== TASK TO COMPLETE ==
Select from the data all lines with the word "content".

Part of a data file:
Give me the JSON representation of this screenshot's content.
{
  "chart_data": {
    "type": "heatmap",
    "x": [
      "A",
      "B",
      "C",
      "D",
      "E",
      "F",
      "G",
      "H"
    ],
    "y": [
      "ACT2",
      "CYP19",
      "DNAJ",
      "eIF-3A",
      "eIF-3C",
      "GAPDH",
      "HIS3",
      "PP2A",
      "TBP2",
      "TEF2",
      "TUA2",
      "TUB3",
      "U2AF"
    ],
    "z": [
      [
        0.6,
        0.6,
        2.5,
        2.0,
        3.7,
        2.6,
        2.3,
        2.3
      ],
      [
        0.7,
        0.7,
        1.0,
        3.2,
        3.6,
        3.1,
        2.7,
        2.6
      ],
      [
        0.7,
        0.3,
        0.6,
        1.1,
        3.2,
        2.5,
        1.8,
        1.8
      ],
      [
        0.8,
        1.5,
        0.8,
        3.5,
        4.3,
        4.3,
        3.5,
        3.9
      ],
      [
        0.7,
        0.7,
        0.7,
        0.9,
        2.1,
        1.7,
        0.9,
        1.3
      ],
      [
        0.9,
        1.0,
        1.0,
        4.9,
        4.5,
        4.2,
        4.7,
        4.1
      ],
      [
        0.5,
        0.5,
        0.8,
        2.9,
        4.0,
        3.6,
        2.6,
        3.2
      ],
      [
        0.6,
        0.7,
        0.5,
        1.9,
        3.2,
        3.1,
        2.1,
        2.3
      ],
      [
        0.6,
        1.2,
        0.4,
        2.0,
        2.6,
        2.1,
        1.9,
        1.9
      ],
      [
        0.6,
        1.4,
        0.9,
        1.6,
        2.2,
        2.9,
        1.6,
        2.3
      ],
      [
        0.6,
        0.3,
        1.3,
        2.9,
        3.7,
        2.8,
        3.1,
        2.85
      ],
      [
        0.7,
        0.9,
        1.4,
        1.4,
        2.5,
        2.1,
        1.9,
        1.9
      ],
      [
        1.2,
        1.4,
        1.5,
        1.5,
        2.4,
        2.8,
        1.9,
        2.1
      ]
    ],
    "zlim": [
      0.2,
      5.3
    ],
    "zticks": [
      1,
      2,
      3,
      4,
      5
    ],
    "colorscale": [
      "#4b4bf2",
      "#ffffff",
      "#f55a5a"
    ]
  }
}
...
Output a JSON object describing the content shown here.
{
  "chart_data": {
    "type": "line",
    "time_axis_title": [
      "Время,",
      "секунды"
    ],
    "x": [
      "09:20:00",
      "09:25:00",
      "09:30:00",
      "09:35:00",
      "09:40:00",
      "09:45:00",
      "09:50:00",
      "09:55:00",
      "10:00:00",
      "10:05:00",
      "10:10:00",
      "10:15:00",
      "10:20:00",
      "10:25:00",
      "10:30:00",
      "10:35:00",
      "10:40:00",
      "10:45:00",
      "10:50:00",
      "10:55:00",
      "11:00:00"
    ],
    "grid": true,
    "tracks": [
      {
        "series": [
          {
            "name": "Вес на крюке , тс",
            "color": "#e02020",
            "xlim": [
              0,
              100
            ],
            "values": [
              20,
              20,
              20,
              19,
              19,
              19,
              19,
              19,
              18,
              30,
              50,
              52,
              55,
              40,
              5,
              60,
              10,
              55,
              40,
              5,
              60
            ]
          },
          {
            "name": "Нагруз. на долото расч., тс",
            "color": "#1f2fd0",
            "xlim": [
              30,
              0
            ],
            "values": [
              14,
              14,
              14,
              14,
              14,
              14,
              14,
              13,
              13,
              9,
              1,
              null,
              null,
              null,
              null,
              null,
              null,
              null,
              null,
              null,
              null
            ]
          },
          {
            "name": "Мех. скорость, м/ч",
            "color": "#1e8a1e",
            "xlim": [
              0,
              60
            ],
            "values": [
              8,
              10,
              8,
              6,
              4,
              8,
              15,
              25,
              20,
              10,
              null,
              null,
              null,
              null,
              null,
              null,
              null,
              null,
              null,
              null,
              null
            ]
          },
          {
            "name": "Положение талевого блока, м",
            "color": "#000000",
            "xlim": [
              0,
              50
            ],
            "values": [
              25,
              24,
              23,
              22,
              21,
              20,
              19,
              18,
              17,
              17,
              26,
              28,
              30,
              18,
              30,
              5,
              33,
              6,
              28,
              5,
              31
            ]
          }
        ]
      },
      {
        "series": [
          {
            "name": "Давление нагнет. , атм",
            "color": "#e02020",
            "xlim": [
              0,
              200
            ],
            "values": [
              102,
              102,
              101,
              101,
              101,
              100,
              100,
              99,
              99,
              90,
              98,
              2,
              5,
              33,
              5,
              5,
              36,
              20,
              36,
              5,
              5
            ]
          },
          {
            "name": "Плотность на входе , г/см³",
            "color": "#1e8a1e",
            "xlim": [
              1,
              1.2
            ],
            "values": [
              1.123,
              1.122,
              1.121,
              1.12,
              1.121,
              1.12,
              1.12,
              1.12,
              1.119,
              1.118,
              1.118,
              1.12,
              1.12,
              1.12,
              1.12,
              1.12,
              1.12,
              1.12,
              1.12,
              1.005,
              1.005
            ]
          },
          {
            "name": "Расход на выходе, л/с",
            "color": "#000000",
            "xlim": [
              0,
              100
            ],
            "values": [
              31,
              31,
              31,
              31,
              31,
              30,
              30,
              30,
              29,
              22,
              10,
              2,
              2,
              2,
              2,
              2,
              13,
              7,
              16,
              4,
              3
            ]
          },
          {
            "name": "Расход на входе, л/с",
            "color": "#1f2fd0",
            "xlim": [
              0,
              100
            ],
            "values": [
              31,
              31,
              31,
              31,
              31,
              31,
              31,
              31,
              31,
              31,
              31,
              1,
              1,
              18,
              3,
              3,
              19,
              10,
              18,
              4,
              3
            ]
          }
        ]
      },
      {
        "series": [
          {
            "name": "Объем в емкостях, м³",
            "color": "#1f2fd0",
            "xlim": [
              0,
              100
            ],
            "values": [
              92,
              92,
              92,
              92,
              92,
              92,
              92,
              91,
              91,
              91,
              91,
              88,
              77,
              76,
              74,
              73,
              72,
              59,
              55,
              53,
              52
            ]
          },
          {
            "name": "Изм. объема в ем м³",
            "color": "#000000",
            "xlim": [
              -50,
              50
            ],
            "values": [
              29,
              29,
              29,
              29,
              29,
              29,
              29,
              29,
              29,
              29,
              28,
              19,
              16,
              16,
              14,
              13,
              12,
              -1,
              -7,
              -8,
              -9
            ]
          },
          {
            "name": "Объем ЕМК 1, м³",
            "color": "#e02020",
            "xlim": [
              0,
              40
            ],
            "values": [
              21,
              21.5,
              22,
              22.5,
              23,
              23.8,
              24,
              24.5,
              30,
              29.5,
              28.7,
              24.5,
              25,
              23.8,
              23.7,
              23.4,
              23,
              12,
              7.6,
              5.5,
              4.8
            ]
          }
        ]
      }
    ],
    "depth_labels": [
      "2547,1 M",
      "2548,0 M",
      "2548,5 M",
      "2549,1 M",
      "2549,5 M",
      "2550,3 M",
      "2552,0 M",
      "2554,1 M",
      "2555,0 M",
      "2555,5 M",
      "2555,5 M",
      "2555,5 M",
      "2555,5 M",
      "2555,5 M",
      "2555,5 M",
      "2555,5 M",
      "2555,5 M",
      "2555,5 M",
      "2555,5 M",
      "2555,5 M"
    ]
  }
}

== FINISHED TASK ==
Give me the JSON representation of this screenshot's content.
Output a JSON object describing the content shown here.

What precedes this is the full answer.